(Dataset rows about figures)
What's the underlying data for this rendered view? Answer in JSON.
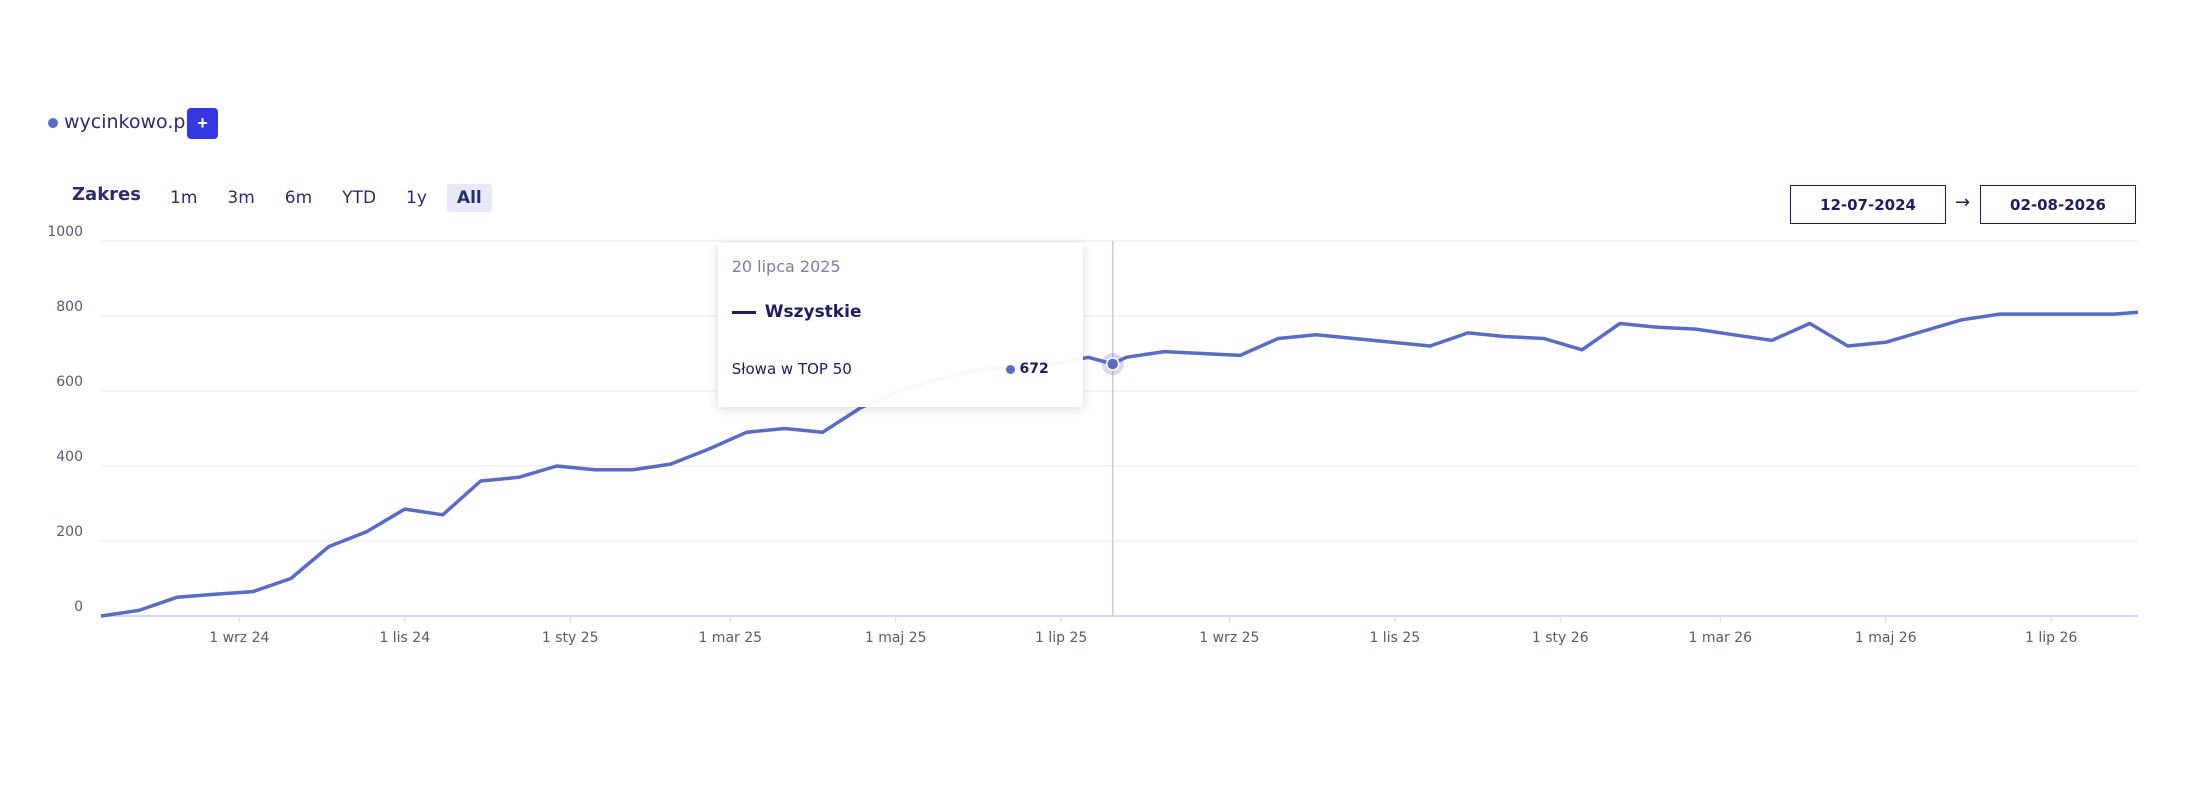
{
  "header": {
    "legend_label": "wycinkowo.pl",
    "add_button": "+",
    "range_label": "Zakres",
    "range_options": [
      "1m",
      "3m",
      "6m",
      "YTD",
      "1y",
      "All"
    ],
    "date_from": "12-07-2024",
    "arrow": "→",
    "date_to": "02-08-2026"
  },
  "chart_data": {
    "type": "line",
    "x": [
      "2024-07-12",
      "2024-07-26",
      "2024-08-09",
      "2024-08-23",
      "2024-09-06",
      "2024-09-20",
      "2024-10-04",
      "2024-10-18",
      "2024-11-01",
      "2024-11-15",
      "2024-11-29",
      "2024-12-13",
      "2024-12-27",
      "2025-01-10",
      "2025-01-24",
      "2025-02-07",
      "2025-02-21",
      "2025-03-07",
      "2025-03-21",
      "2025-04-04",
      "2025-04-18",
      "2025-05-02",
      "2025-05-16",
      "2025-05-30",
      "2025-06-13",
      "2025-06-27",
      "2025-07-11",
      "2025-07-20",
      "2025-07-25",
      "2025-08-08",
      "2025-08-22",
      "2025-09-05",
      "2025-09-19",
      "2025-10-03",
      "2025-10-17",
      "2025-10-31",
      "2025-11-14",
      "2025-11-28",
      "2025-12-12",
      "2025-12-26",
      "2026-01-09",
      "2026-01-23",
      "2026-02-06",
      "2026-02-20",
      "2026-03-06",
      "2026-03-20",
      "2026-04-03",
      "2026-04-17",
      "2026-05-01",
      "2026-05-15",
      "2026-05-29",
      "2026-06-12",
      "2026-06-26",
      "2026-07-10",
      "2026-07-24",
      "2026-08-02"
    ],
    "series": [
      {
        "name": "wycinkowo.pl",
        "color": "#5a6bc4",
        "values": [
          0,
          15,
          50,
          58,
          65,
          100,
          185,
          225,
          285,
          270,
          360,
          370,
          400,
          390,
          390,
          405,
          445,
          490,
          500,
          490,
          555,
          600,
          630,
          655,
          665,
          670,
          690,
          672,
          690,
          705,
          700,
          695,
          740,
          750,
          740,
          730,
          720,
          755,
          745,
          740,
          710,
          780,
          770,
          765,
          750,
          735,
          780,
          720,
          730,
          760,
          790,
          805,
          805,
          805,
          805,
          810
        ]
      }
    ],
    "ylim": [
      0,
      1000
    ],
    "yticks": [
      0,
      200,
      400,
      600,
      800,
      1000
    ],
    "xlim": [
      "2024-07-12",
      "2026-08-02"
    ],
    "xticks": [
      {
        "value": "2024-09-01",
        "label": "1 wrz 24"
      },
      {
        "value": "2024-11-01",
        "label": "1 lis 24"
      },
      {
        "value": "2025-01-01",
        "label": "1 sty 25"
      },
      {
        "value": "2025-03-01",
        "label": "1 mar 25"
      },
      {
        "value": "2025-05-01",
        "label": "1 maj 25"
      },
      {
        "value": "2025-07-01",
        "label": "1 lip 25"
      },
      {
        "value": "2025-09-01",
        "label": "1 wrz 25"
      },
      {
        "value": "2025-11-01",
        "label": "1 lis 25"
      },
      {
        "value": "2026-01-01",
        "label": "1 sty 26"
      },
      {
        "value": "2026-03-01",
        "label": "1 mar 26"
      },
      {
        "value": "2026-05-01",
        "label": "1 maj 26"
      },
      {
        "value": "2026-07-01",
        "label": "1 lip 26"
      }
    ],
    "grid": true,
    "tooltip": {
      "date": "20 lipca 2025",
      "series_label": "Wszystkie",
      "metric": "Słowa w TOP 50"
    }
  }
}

● Instructions to follow:
From the entries above, copy each line holding "wycinkowo".

● Response to this task:
    "legend_label": "wycinkowo.pl",
        "name": "wycinkowo.pl",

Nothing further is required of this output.